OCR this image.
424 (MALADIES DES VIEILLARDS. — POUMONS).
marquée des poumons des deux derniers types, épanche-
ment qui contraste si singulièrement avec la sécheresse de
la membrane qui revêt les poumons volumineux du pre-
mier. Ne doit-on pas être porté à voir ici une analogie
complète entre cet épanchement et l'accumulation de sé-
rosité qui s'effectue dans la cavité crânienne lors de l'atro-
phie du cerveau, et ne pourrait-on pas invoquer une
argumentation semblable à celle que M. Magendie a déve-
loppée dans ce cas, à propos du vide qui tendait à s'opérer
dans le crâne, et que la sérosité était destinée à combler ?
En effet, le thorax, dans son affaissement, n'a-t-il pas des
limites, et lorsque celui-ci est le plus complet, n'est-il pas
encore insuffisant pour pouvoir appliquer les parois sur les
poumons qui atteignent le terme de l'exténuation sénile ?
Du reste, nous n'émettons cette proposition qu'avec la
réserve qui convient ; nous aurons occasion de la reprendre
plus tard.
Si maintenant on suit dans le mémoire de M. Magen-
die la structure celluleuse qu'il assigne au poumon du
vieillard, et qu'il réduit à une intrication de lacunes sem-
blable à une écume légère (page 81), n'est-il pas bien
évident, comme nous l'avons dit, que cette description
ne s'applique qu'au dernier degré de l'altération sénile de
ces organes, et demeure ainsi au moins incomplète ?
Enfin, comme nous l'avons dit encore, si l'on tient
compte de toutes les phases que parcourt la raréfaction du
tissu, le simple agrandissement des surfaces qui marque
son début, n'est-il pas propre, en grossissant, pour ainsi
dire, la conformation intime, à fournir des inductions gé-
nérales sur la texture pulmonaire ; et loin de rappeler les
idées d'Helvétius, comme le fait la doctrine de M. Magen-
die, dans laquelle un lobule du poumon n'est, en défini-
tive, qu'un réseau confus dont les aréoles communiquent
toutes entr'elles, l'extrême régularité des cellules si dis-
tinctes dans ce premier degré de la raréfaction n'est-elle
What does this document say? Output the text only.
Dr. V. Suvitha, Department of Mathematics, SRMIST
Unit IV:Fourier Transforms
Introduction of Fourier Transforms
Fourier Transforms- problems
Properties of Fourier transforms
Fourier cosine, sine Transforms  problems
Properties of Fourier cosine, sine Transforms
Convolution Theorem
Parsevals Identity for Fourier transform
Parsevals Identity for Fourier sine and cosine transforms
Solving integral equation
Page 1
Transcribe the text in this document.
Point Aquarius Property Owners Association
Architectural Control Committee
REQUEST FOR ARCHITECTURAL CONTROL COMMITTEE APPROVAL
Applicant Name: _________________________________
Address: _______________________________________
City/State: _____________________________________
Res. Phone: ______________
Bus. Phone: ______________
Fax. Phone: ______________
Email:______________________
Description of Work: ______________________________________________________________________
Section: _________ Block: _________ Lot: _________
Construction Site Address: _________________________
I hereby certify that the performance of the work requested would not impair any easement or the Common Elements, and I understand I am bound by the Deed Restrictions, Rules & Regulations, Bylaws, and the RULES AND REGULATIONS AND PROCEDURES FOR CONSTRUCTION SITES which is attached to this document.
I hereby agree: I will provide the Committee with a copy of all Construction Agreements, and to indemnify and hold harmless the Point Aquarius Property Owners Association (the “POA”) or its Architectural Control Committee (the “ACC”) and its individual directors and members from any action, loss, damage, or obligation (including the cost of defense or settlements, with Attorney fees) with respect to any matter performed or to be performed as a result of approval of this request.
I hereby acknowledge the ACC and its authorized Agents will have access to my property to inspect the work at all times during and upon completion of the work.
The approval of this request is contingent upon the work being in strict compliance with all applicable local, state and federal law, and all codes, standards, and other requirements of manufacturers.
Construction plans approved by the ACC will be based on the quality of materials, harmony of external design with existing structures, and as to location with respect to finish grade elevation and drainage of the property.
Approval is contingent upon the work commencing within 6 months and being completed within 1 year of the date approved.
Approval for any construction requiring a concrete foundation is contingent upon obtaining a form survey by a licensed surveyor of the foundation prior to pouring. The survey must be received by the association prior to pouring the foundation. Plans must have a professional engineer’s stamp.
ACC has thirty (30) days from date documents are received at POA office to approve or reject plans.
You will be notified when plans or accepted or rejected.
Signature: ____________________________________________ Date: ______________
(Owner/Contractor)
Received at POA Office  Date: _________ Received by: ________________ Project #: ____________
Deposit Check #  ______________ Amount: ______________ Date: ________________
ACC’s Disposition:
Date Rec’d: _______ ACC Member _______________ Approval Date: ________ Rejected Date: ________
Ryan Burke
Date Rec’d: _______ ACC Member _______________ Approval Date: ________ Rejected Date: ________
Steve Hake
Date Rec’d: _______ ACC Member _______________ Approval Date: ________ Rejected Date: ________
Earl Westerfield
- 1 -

What you are asked to do
Print again each line of the listing above, exactly as it appears.

Correct answer
OCR this image.
424 (MALADIES DES VIEILLARDS. — POUMONS).
marquée des poumons des deux derniers types, épanche-
ment qui contraste si singulièrement avec la sécheresse de
la membrane qui revêt les poumons volumineux du pre-
mier. Ne doit-on pas être porté à voir ici une analogie
complète entre cet épanchement et l'accumulation de sé-
rosité qui s'effectue dans la cavité crânienne lors de l'atro-
phie du cerveau, et ne pourrait-on pas invoquer une
argumentation semblable à celle que M. Magendie a déve-
loppée dans ce cas, à propos du vide qui tendait à s'opérer
dans le crâne, et que la sérosité était destinée à combler ?
En effet, le thorax, dans son affaissement, n'a-t-il pas des
limites, et lorsque celui-ci est le plus complet, n'est-il pas
encore insuffisant pour pouvoir appliquer les parois sur les
poumons qui atteignent le terme de l'exténuation sénile ?
Du reste, nous n'émettons cette proposition qu'avec la
réserve qui convient ; nous aurons occasion de la reprendre
plus tard.
Si maintenant on suit dans le mémoire de M. Magen-
die la structure celluleuse qu'il assigne au poumon du
vieillard, et qu'il réduit à une intrication de lacunes sem-
blable à une écume légère (page 81), n'est-il pas bien
évident, comme nous l'avons dit, que cette description
ne s'applique qu'au dernier degré de l'altération sénile de
ces organes, et demeure ainsi au moins incomplète ?
Enfin, comme nous l'avons dit encore, si l'on tient
compte de toutes les phases que parcourt la raréfaction du
tissu, le simple agrandissement des surfaces qui marque
son début, n'est-il pas propre, en grossissant, pour ainsi
dire, la conformation intime, à fournir des inductions gé-
nérales sur la texture pulmonaire ; et loin de rappeler les
idées d'Helvétius, comme le fait la doctrine de M. Magen-
die, dans laquelle un lobule du poumon n'est, en défini-
tive, qu'un réseau confus dont les aréoles communiquent
toutes entr'elles, l'extrême régularité des cellules si dis-
tinctes dans ce premier degré de la raréfaction n'est-elle
What does this document say? Output the text only.
Dr. V. Suvitha, Department of Mathematics, SRMIST
Unit IV:Fourier Transforms
Introduction of Fourier Transforms
Fourier Transforms- problems
Properties of Fourier transforms
Fourier cosine, sine Transforms  problems
Properties of Fourier cosine, sine Transforms
Convolution Theorem
Parsevals Identity for Fourier transform
Parsevals Identity for Fourier sine and cosine transforms
Solving integral equation
Page 1
Transcribe the text in this document.
Point Aquarius Property Owners Association
Architectural Control Committee
REQUEST FOR ARCHITECTURAL CONTROL COMMITTEE APPROVAL
Applicant Name: _________________________________
Address: _______________________________________
City/State: _____________________________________
Res. Phone: ______________
Bus. Phone: ______________
Fax. Phone: ______________
Email:______________________
Description of Work: ______________________________________________________________________
Section: _________ Block: _________ Lot: _________
Construction Site Address: _________________________
I hereby certify that the performance of the work requested would not impair any easement or the Common Elements, and I understand I am bound by the Deed Restrictions, Rules & Regulations, Bylaws, and the RULES AND REGULATIONS AND PROCEDURES FOR CONSTRUCTION SITES which is attached to this document.
I hereby agree: I will provide the Committee with a copy of all Construction Agreements, and to indemnify and hold harmless the Point Aquarius Property Owners Association (the “POA”) or its Architectural Control Committee (the “ACC”) and its individual directors and members from any action, loss, damage, or obligation (including the cost of defense or settlements, with Attorney fees) with respect to any matter performed or to be performed as a result of approval of this request.
I hereby acknowledge the ACC and its authorized Agents will have access to my property to inspect the work at all times during and upon completion of the work.
The approval of this request is contingent upon the work being in strict compliance with all applicable local, state and federal law, and all codes, standards, and other requirements of manufacturers.
Construction plans approved by the ACC will be based on the quality of materials, harmony of external design with existing structures, and as to location with respect to finish grade elevation and drainage of the property.
Approval is contingent upon the work commencing within 6 months and being completed within 1 year of the date approved.
Approval for any construction requiring a concrete foundation is contingent upon obtaining a form survey by a licensed surveyor of the foundation prior to pouring. The survey must be received by the association prior to pouring the foundation. Plans must have a professional engineer’s stamp.
ACC has thirty (30) days from date documents are received at POA office to approve or reject plans.
You will be notified when plans or accepted or rejected.
Signature: ____________________________________________ Date: ______________
(Owner/Contractor)
Received at POA Office  Date: _________ Received by: ________________ Project #: ____________
Deposit Check #  ______________ Amount: ______________ Date: ________________
ACC’s Disposition:
Date Rec’d: _______ ACC Member _______________ Approval Date: ________ Rejected Date: ________
Ryan Burke
Date Rec’d: _______ ACC Member _______________ Approval Date: ________ Rejected Date: ________
Steve Hake
Date Rec’d: _______ ACC Member _______________ Approval Date: ________ Rejected Date: ________
Earl Westerfield
- 1 -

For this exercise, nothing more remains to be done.